Record excerpts
——————————
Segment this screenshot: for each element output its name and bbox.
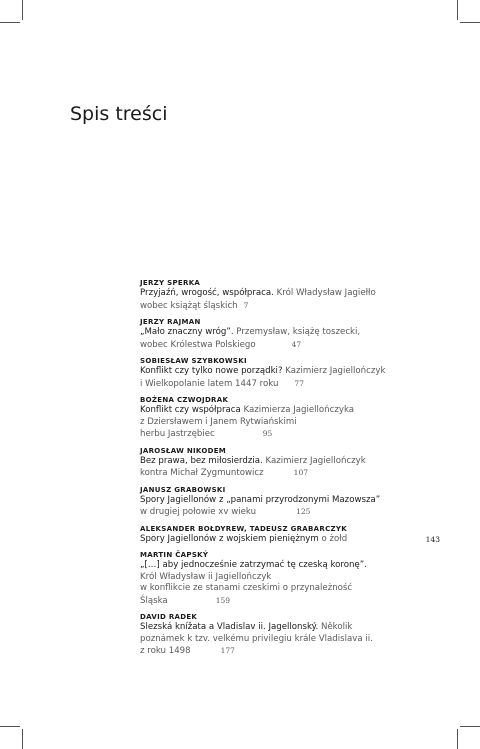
——————————
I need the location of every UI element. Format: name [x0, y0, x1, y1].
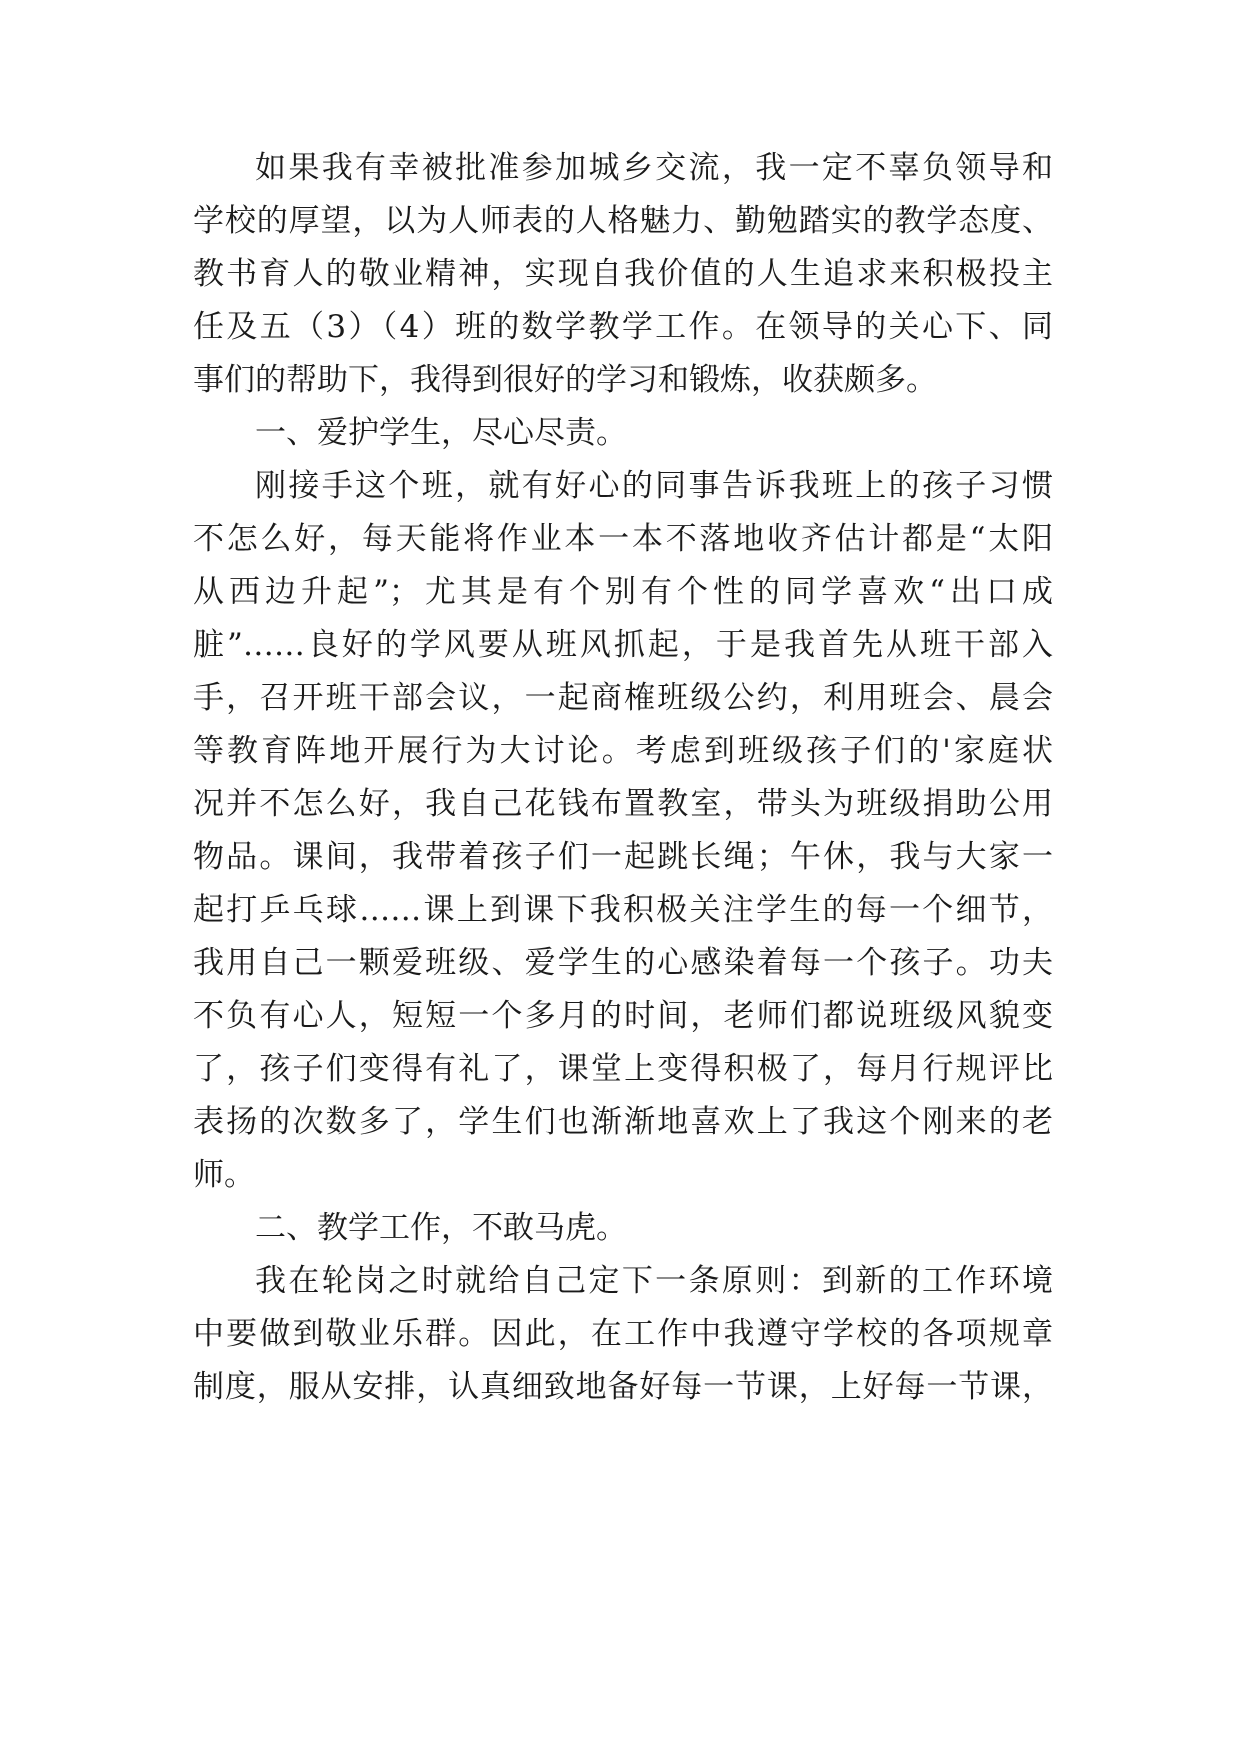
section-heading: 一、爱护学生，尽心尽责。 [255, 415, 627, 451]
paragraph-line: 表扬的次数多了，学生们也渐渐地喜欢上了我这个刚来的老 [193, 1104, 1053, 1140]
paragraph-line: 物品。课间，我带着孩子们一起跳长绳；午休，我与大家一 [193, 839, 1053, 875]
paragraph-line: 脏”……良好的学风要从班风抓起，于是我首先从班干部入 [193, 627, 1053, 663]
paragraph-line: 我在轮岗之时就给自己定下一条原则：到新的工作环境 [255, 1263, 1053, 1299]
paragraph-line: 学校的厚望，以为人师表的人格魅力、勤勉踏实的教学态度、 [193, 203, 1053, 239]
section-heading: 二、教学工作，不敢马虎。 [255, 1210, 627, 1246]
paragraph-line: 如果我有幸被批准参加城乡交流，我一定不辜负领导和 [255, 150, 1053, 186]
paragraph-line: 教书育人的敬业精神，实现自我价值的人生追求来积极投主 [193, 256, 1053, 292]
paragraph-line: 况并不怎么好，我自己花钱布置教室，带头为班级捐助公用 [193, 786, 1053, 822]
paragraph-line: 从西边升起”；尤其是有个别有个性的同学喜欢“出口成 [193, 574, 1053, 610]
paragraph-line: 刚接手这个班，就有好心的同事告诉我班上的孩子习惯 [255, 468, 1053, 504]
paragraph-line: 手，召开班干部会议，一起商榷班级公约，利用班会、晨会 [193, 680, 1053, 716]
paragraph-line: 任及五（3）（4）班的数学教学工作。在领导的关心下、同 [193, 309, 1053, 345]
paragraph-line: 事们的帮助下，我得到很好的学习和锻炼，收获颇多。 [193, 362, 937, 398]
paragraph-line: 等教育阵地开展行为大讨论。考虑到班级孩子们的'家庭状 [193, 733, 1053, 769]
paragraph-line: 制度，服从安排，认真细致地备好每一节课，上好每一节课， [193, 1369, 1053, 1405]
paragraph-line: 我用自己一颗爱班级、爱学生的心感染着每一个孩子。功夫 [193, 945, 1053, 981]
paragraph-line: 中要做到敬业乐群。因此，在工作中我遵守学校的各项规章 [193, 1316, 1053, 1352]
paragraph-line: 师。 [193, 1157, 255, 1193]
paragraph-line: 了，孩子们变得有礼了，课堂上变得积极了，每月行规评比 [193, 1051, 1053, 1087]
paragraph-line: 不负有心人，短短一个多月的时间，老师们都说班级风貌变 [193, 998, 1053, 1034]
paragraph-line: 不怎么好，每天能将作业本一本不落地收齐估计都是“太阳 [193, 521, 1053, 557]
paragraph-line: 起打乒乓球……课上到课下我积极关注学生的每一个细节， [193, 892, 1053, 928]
——————————
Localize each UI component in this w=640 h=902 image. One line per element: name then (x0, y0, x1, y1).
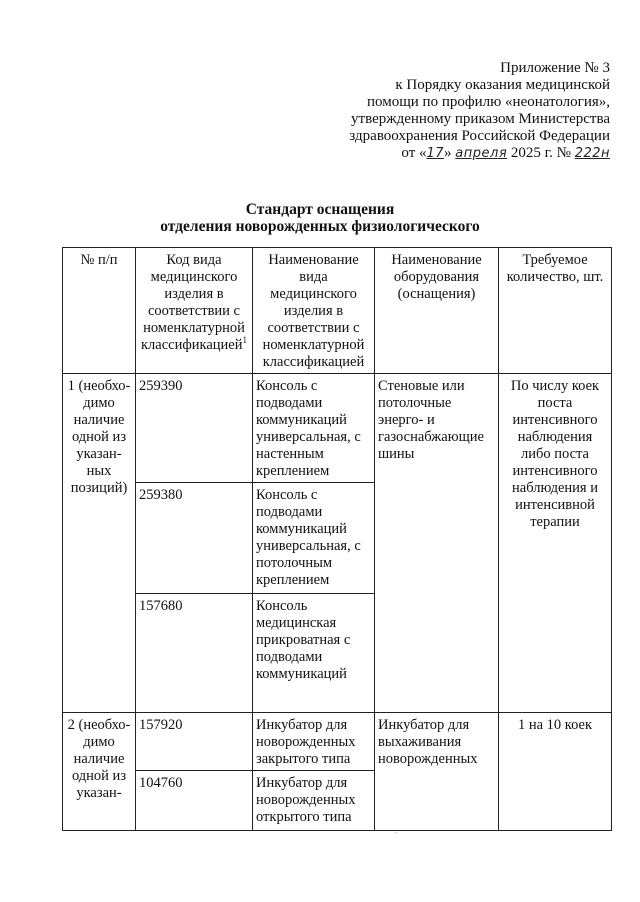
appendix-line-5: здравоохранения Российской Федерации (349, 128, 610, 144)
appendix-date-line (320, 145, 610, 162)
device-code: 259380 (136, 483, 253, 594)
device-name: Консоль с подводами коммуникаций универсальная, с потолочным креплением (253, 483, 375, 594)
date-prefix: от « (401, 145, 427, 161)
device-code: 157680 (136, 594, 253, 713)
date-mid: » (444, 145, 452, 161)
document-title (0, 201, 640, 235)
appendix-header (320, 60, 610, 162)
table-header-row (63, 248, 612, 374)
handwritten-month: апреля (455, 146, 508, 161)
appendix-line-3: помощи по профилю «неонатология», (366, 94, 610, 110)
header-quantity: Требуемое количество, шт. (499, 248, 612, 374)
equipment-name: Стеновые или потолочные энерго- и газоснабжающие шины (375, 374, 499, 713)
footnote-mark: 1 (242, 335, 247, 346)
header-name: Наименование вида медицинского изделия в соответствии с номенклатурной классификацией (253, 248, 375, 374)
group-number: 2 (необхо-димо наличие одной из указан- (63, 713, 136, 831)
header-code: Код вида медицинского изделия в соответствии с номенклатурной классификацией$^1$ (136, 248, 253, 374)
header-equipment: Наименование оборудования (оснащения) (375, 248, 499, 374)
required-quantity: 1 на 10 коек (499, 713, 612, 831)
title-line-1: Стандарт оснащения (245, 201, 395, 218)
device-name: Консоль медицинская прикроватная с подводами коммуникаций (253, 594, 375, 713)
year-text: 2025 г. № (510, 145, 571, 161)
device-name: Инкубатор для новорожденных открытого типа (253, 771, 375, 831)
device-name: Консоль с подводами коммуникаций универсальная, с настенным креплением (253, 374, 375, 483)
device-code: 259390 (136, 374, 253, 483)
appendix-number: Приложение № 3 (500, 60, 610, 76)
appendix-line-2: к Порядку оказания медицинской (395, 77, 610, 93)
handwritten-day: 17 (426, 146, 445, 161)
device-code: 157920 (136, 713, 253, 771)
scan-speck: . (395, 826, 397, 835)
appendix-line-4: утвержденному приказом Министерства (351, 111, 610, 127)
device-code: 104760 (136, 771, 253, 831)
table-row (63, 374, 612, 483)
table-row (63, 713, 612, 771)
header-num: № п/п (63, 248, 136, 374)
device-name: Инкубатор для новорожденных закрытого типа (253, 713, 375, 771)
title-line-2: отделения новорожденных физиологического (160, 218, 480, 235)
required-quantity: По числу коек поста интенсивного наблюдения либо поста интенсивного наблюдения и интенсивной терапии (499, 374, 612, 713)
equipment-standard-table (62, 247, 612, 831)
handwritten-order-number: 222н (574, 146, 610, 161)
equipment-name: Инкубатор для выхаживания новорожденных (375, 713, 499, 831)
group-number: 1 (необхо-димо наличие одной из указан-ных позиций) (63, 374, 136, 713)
——————————
The task
Can you repeat the records from the line containing "I need the location" through the line containing "section-heading: 二、教学工作，不敢马虎。 [255, 1210, 627, 1246]", word for word and leaving out the pictures?

Problem solution
I need the location of every UI element. Format: name [x0, y0, x1, y1].
section-heading: 一、爱护学生，尽心尽责。 [255, 415, 627, 451]
paragraph-line: 表扬的次数多了，学生们也渐渐地喜欢上了我这个刚来的老 [193, 1104, 1053, 1140]
paragraph-line: 物品。课间，我带着孩子们一起跳长绳；午休，我与大家一 [193, 839, 1053, 875]
paragraph-line: 脏”……良好的学风要从班风抓起，于是我首先从班干部入 [193, 627, 1053, 663]
paragraph-line: 我在轮岗之时就给自己定下一条原则：到新的工作环境 [255, 1263, 1053, 1299]
paragraph-line: 学校的厚望，以为人师表的人格魅力、勤勉踏实的教学态度、 [193, 203, 1053, 239]
section-heading: 二、教学工作，不敢马虎。 [255, 1210, 627, 1246]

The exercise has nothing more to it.